Your answer should be one number: how many lines of the data include the string "Websterite"?

**** DATA SUPPLIED ****

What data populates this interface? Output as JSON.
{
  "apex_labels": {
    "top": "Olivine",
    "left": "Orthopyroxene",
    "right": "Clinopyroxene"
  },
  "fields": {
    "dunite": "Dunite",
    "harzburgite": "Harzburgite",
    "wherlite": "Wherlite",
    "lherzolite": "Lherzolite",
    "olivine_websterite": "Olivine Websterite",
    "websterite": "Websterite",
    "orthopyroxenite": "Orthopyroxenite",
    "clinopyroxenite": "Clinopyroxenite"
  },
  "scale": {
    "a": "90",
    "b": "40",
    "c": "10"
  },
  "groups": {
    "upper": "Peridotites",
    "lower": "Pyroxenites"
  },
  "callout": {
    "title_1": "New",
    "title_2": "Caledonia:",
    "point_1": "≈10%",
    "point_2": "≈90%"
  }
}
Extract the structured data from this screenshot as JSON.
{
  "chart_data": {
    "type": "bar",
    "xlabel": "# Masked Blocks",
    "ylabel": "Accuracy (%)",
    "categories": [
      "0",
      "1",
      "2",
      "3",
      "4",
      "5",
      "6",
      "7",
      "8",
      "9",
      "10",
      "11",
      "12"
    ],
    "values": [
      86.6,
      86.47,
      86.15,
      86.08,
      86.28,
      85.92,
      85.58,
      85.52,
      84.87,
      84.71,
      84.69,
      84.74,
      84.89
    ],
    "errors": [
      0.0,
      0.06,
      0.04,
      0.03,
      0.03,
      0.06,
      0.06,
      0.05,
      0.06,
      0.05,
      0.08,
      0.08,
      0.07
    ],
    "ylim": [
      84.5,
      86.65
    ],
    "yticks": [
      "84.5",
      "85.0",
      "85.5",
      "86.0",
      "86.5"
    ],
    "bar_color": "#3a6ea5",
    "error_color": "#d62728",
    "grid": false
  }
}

****

_CORRECT RESULT:_ 2